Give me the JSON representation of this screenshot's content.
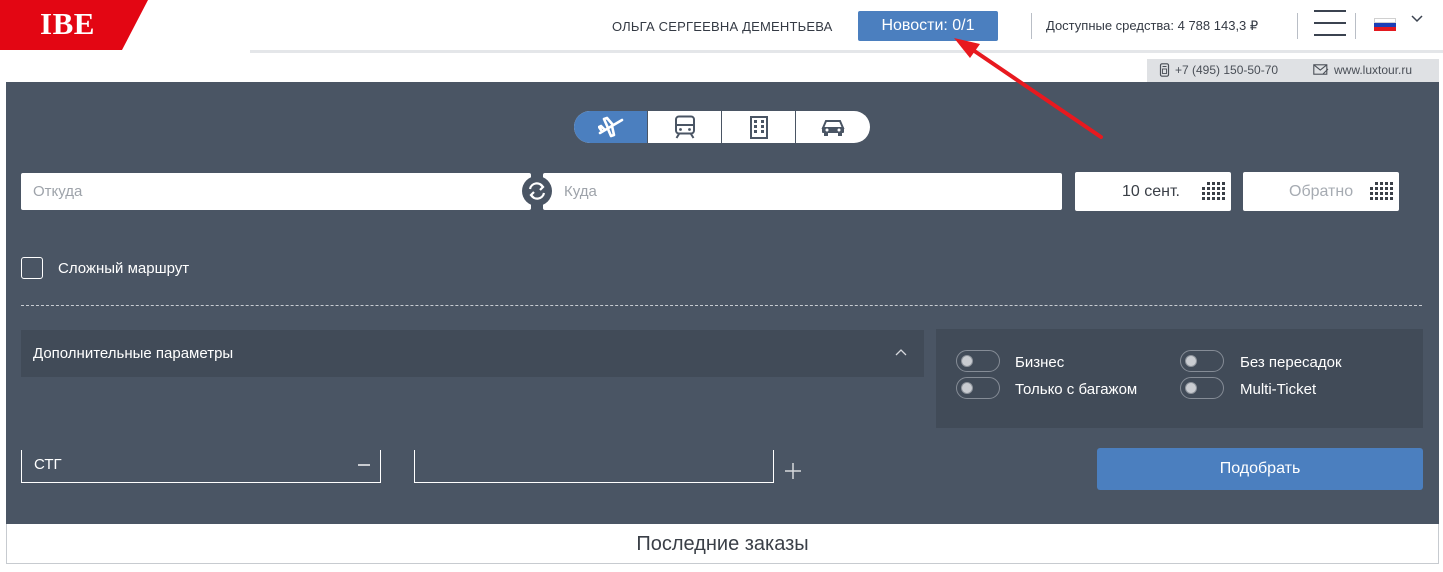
{
  "header": {
    "logo_text": "IBE",
    "user_name": "ОЛЬГА СЕРГЕЕВНА ДЕМЕНТЬЕВА",
    "news_button": "Новости: 0/1",
    "funds": "Доступные средства: 4 788 143,3 ₽",
    "language_icon": "russian-flag-icon"
  },
  "contacts": {
    "phone": "+7 (495) 150-50-70",
    "website": "www.luxtour.ru"
  },
  "search": {
    "modes": [
      "plane-icon",
      "train-icon",
      "hotel-icon",
      "car-icon"
    ],
    "from_placeholder": "Откуда",
    "to_placeholder": "Куда",
    "date_out": "10 сент.",
    "date_return": "Обратно",
    "complex_route_label": "Сложный маршрут",
    "additional_params_label": "Дополнительные параметры",
    "options": [
      {
        "label": "Бизнес",
        "on": false
      },
      {
        "label": "Без пересадок",
        "on": false
      },
      {
        "label": "Только с багажом",
        "on": false
      },
      {
        "label": "Multi-Ticket",
        "on": false
      }
    ],
    "cabin_value": "СТГ",
    "submit_label": "Подобрать"
  },
  "recent_orders": {
    "title": "Последние заказы"
  },
  "colors": {
    "panel": "#4a5564",
    "accent": "#4b7fbf",
    "logo_red": "#e30613",
    "annotation_arrow": "#e8191f"
  }
}
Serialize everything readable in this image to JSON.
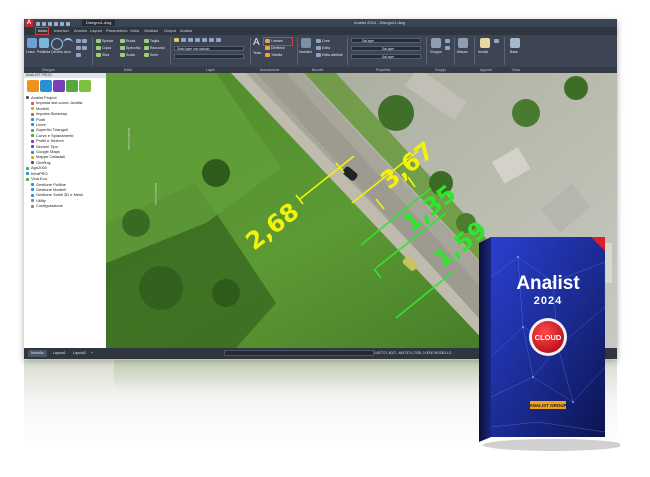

§ **Task instructions**: Transcribe the whole listing exactly. Pictures are excluded.

§ **Result below**:
Give me the JSON representation of this screenshot's content.
{
  "header": {
    "logo_text": "IBE",
    "user_name": "ОЛЬГА СЕРГЕЕВНА ДЕМЕНТЬЕВА",
    "news_button": "Новости: 0/1",
    "funds": "Доступные средства: 4 788 143,3 ₽",
    "language_icon": "russian-flag-icon"
  },
  "contacts": {
    "phone": "+7 (495) 150-50-70",
    "website": "www.luxtour.ru"
  },
  "search": {
    "modes": [
      "plane-icon",
      "train-icon",
      "hotel-icon",
      "car-icon"
    ],
    "from_placeholder": "Откуда",
    "to_placeholder": "Куда",
    "date_out": "10 сент.",
    "date_return": "Обратно",
    "complex_route_label": "Сложный маршрут",
    "additional_params_label": "Дополнительные параметры",
    "options": [
      {
        "label": "Бизнес",
        "on": false
      },
      {
        "label": "Без пересадок",
        "on": false
      },
      {
        "label": "Только с багажом",
        "on": false
      },
      {
        "label": "Multi-Ticket",
        "on": false
      }
    ],
    "cabin_value": "СТГ",
    "submit_label": "Подобрать"
  },
  "recent_orders": {
    "title": "Последние заказы"
  },
  "colors": {
    "panel": "#4a5564",
    "accent": "#4b7fbf",
    "logo_red": "#e30613",
    "annotation_arrow": "#e8191f"
  }
}
Serialize everything readable in this image to JSON.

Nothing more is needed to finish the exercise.